- _EXERCISE OBJECTIVE_
Copy each line below that contains "Chem".
**** DATA SHOWN ****
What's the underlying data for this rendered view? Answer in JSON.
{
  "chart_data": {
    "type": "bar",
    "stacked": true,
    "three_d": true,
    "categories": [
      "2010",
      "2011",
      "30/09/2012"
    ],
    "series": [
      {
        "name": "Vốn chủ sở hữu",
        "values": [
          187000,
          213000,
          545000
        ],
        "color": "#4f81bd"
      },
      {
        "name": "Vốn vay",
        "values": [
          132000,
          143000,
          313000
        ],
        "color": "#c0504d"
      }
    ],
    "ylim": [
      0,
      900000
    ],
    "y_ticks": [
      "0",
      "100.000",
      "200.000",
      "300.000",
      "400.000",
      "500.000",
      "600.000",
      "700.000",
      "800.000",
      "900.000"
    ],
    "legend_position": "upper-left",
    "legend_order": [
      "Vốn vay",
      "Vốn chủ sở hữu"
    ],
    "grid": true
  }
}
****
**** DATA SHOWN ****
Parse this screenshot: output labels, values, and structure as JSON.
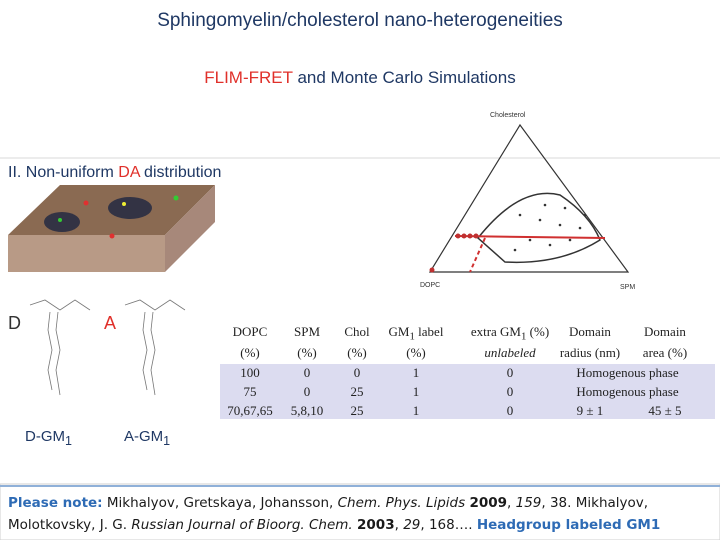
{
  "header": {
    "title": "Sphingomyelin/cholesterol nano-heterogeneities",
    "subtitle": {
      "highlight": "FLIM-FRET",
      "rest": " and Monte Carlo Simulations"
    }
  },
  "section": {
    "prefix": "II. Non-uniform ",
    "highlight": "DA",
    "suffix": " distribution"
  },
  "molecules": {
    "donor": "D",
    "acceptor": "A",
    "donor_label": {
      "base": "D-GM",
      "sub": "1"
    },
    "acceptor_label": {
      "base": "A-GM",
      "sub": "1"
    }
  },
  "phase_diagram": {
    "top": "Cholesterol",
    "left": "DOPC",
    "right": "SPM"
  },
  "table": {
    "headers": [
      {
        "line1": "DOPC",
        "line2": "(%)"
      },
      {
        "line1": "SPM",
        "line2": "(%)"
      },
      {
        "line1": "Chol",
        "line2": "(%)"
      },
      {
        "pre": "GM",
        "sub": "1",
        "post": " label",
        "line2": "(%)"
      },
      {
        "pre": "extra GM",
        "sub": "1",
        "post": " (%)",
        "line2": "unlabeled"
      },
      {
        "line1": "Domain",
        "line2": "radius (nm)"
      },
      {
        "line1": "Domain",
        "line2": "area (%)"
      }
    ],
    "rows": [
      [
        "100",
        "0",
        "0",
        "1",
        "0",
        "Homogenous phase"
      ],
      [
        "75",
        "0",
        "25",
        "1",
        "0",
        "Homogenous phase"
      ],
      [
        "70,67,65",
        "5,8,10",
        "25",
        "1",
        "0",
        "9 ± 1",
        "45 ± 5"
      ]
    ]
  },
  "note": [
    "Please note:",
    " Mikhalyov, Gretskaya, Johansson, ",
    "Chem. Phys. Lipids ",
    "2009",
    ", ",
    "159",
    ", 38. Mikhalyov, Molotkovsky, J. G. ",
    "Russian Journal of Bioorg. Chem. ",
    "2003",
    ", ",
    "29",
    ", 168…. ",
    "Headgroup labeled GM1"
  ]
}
****
- _CORRECT RESULT_
    "Chem. Phys. Lipids ",
    "Russian Journal of Bioorg. Chem. ",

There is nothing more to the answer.